Written task
Transcribe all the entries word for word, skipping the pictures.

Dataset excerpts

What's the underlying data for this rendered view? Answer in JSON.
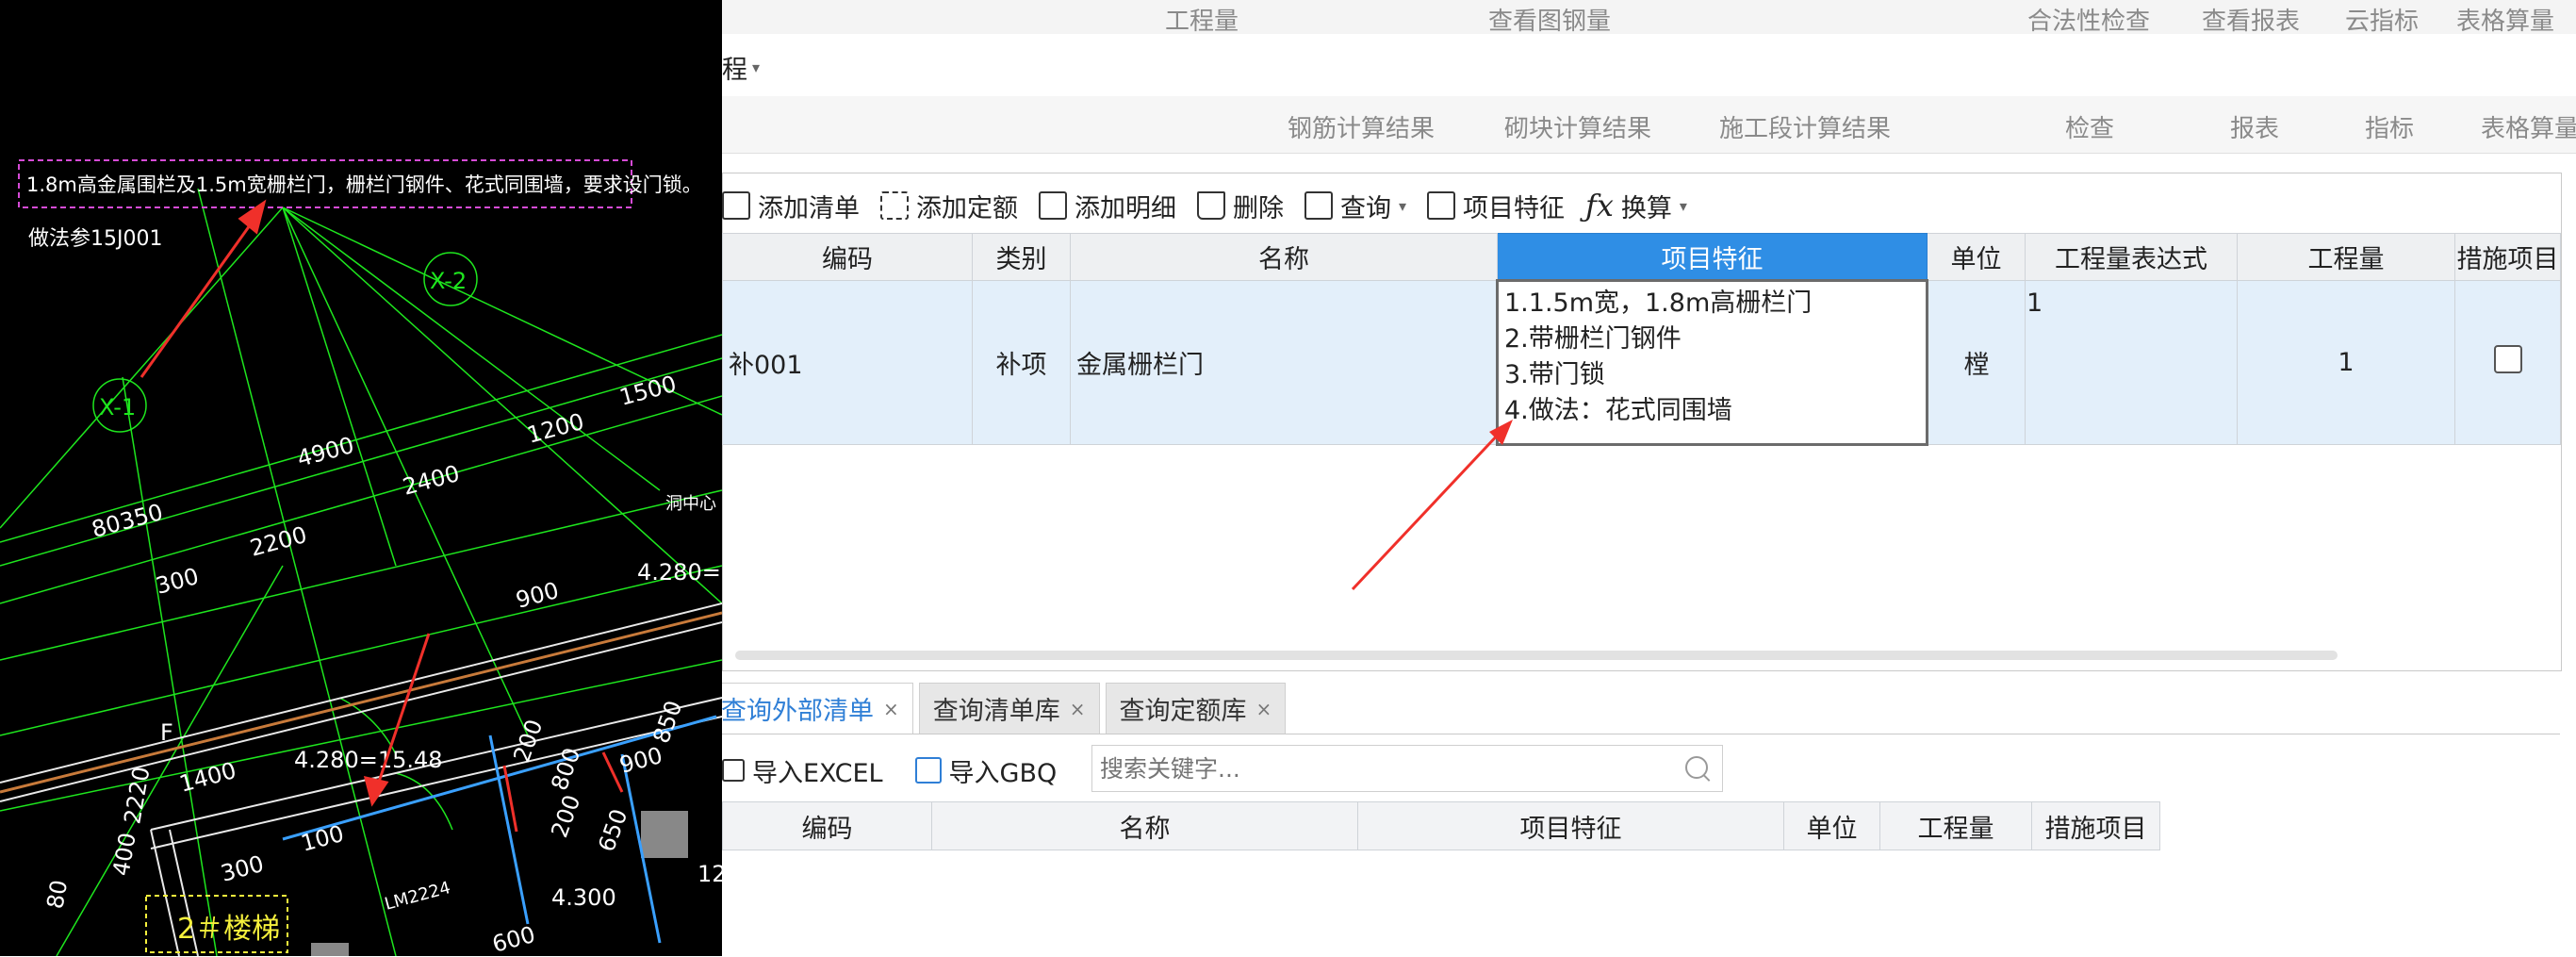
{
  "topbar": {
    "items": [
      "工程量",
      "查看图钢量",
      "合法性检查",
      "查看报表",
      "云指标",
      "表格算量"
    ],
    "row2_label": "程",
    "row3_items": [
      "钢筋计算结果",
      "砌块计算结果",
      "施工段计算结果",
      "检查",
      "报表",
      "指标",
      "表格算量"
    ]
  },
  "toolbar": {
    "add_list": "添加清单",
    "add_quota": "添加定额",
    "add_detail": "添加明细",
    "delete": "删除",
    "query": "查询",
    "item_feature": "项目特征",
    "convert": "换算"
  },
  "main_table": {
    "headers": [
      "编码",
      "类别",
      "名称",
      "项目特征",
      "单位",
      "工程量表达式",
      "工程量",
      "措施项目"
    ],
    "row": {
      "code": "补001",
      "type": "补项",
      "name": "金属栅栏门",
      "features": [
        "1.1.5m宽，1.8m高栅栏门",
        "2.带栅栏门钢件",
        "3.带门锁",
        "4.做法：花式同围墙"
      ],
      "unit": "樘",
      "expression": "1",
      "quantity": "1"
    }
  },
  "tabs": [
    {
      "label": "查询外部清单",
      "active": true
    },
    {
      "label": "查询清单库",
      "active": false
    },
    {
      "label": "查询定额库",
      "active": false
    }
  ],
  "bottom": {
    "import_excel": "导入EXCEL",
    "import_gbq": "导入GBQ",
    "search_placeholder": "搜索关键字...",
    "headers": [
      "编码",
      "名称",
      "项目特征",
      "单位",
      "工程量",
      "措施项目"
    ]
  },
  "cad": {
    "note": "1.8m高金属围栏及1.5m宽栅栏门，栅栏门钢件、花式同围墙，要求设门锁。",
    "ref": "做法参15J001",
    "axes": [
      "X-1",
      "X-2"
    ],
    "dims": [
      "1500",
      "1200",
      "4900",
      "2400",
      "80",
      "350",
      "2200",
      "300",
      "900",
      "4.280=",
      "F",
      "1400",
      "4.280=15.48",
      "2220",
      "850",
      "900",
      "800",
      "650",
      "200",
      "200",
      "300",
      "100",
      "LM2224",
      "4.300",
      "80",
      "400",
      "600",
      "12"
    ],
    "side_label": "洞中心",
    "stair_label": "2＃楼梯"
  },
  "colors": {
    "accent": "#2f8ee5",
    "row_selected": "#e3effa",
    "cad_bg": "#000000",
    "cad_green": "#1ee61e",
    "arrow_red": "#f0302a",
    "note_magenta": "#d64bd6"
  }
}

Answer to the task
What's the underlying data for this rendered view? Answer in JSON.
{
  "topbar": {
    "items": [
      "工程量",
      "查看图钢量",
      "合法性检查",
      "查看报表",
      "云指标",
      "表格算量"
    ],
    "row2_label": "程",
    "row3_items": [
      "钢筋计算结果",
      "砌块计算结果",
      "施工段计算结果",
      "检查",
      "报表",
      "指标",
      "表格算量"
    ]
  },
  "toolbar": {
    "add_list": "添加清单",
    "add_quota": "添加定额",
    "add_detail": "添加明细",
    "delete": "删除",
    "query": "查询",
    "item_feature": "项目特征",
    "convert": "换算"
  },
  "main_table": {
    "headers": [
      "编码",
      "类别",
      "名称",
      "项目特征",
      "单位",
      "工程量表达式",
      "工程量",
      "措施项目"
    ],
    "row": {
      "code": "补001",
      "type": "补项",
      "name": "金属栅栏门",
      "features": [
        "1.1.5m宽，1.8m高栅栏门",
        "2.带栅栏门钢件",
        "3.带门锁",
        "4.做法：花式同围墙"
      ],
      "unit": "樘",
      "expression": "1",
      "quantity": "1"
    }
  },
  "tabs": [
    {
      "label": "查询外部清单",
      "active": true
    },
    {
      "label": "查询清单库",
      "active": false
    },
    {
      "label": "查询定额库",
      "active": false
    }
  ],
  "bottom": {
    "import_excel": "导入EXCEL",
    "import_gbq": "导入GBQ",
    "search_placeholder": "搜索关键字...",
    "headers": [
      "编码",
      "名称",
      "项目特征",
      "单位",
      "工程量",
      "措施项目"
    ]
  },
  "cad": {
    "note": "1.8m高金属围栏及1.5m宽栅栏门，栅栏门钢件、花式同围墙，要求设门锁。",
    "ref": "做法参15J001",
    "axes": [
      "X-1",
      "X-2"
    ],
    "dims": [
      "1500",
      "1200",
      "4900",
      "2400",
      "80",
      "350",
      "2200",
      "300",
      "900",
      "4.280=",
      "F",
      "1400",
      "4.280=15.48",
      "2220",
      "850",
      "900",
      "800",
      "650",
      "200",
      "200",
      "300",
      "100",
      "LM2224",
      "4.300",
      "80",
      "400",
      "600",
      "12"
    ],
    "side_label": "洞中心",
    "stair_label": "2＃楼梯"
  },
  "colors": {
    "accent": "#2f8ee5",
    "row_selected": "#e3effa",
    "cad_bg": "#000000",
    "cad_green": "#1ee61e",
    "arrow_red": "#f0302a",
    "note_magenta": "#d64bd6"
  }
}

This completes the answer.